Exercise task
Provide nothing but the number of lines containing the string "caption".

Task inputs

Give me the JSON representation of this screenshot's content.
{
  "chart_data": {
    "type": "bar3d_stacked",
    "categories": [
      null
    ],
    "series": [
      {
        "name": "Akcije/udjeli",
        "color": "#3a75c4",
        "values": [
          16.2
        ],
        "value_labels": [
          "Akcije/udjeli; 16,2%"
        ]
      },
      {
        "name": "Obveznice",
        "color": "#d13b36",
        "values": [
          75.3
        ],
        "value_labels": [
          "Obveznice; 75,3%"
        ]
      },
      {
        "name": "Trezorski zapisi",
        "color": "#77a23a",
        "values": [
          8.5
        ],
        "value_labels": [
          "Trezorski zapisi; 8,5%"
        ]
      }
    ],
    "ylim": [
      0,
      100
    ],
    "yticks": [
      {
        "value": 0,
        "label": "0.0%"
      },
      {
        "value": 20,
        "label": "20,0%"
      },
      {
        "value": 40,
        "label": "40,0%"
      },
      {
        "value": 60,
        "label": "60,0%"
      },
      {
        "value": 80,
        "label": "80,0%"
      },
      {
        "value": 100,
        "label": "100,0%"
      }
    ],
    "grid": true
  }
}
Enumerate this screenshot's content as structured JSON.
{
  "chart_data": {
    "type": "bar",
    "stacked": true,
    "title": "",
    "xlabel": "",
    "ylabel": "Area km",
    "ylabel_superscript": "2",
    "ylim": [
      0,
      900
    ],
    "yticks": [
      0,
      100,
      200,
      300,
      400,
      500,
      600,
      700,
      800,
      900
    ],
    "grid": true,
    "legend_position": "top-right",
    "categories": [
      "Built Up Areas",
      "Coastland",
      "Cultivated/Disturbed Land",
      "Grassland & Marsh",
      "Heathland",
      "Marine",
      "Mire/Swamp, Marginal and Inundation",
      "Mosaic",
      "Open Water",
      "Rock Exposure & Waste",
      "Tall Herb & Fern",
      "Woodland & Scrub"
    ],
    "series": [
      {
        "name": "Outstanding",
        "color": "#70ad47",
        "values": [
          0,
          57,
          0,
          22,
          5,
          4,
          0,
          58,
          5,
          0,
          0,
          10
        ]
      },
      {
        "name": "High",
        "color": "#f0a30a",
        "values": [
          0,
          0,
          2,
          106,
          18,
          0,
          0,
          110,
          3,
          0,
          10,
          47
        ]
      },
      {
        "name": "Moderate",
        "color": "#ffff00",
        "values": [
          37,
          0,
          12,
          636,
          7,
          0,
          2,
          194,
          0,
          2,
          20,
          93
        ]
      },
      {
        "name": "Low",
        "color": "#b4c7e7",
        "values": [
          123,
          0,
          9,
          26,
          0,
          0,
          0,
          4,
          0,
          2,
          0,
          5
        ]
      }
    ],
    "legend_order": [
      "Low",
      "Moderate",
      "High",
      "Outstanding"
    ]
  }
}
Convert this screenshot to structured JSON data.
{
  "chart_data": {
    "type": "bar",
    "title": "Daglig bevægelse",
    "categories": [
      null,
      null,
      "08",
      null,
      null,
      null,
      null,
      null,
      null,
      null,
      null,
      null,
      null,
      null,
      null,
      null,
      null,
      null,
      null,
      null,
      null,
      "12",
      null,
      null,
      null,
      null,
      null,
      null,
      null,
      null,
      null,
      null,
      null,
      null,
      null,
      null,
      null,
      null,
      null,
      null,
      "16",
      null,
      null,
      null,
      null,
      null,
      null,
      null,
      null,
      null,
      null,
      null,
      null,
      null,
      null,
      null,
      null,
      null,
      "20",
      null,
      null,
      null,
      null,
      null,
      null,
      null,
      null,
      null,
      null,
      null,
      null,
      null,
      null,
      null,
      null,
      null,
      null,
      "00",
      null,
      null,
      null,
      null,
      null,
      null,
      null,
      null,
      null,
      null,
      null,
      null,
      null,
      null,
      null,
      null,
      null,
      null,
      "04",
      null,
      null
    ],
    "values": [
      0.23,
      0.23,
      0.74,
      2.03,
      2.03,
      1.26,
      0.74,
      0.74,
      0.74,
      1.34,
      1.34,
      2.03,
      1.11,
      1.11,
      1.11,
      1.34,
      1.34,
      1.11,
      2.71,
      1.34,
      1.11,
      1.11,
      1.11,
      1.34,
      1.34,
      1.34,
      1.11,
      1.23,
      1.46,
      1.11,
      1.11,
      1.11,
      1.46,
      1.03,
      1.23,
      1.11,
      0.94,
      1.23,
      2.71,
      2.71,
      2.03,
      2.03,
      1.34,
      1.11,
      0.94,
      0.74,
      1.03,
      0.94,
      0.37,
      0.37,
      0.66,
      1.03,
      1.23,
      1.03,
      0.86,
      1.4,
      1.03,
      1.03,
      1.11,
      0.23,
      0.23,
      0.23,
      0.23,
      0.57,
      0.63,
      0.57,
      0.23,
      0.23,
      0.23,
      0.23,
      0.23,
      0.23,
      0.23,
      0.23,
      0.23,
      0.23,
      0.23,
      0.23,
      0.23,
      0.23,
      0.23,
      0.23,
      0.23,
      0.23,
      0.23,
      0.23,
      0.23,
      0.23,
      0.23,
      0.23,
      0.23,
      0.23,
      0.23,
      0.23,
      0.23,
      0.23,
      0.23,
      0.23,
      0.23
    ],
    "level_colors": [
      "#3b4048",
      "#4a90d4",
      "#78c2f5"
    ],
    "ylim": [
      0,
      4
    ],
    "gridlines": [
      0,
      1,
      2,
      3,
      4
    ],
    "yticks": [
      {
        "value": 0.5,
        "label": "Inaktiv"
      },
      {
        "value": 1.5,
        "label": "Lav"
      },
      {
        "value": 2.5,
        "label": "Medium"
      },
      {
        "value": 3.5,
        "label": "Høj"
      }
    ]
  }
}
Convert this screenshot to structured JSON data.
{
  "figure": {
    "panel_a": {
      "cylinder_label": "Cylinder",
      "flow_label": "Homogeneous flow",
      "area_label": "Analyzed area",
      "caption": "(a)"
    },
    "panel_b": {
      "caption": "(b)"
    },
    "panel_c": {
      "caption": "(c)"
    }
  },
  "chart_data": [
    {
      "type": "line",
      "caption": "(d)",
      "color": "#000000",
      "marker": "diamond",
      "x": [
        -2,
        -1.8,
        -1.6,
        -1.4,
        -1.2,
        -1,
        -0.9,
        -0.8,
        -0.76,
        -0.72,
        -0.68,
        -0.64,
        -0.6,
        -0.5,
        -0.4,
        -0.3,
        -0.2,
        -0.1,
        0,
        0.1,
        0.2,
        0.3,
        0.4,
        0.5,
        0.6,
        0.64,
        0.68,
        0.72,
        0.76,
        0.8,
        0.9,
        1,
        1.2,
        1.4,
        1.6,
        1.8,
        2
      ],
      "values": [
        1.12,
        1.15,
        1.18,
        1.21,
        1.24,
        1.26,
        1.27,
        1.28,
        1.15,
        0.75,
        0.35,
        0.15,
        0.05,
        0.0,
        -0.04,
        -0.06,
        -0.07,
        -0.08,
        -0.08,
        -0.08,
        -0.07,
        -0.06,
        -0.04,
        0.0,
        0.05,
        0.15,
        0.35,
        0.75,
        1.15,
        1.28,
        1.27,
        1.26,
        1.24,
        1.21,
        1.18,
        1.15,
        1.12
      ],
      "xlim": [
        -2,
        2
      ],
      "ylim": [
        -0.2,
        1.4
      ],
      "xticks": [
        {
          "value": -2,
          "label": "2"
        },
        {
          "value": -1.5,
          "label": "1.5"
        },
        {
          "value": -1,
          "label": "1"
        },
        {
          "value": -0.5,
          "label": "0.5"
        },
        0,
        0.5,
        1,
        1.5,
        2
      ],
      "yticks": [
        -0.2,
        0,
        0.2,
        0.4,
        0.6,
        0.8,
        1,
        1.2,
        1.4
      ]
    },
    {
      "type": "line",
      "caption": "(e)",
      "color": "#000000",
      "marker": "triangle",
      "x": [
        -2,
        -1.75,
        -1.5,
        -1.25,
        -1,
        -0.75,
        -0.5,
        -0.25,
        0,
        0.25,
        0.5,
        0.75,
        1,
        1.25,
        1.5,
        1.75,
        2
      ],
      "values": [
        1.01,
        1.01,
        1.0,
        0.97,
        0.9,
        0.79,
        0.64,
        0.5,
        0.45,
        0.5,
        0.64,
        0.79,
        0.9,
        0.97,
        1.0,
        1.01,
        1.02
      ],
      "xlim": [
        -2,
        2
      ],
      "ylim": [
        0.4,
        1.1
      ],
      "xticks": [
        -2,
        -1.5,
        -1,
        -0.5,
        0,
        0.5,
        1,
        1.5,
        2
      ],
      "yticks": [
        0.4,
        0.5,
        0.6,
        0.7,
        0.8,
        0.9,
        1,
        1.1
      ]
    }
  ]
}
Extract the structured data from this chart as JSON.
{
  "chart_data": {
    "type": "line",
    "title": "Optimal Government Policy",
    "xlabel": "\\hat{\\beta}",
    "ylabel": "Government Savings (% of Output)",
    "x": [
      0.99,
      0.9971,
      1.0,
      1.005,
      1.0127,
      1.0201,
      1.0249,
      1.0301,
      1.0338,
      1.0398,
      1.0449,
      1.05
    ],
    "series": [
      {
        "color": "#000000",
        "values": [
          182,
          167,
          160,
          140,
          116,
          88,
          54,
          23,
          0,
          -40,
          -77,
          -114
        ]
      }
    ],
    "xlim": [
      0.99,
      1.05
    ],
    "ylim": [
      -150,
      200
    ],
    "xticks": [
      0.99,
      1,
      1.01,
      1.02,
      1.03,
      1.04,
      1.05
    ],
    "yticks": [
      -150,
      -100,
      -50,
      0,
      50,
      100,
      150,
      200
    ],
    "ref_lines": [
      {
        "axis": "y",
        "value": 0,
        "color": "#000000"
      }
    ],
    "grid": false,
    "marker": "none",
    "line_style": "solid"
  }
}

Correct answer
5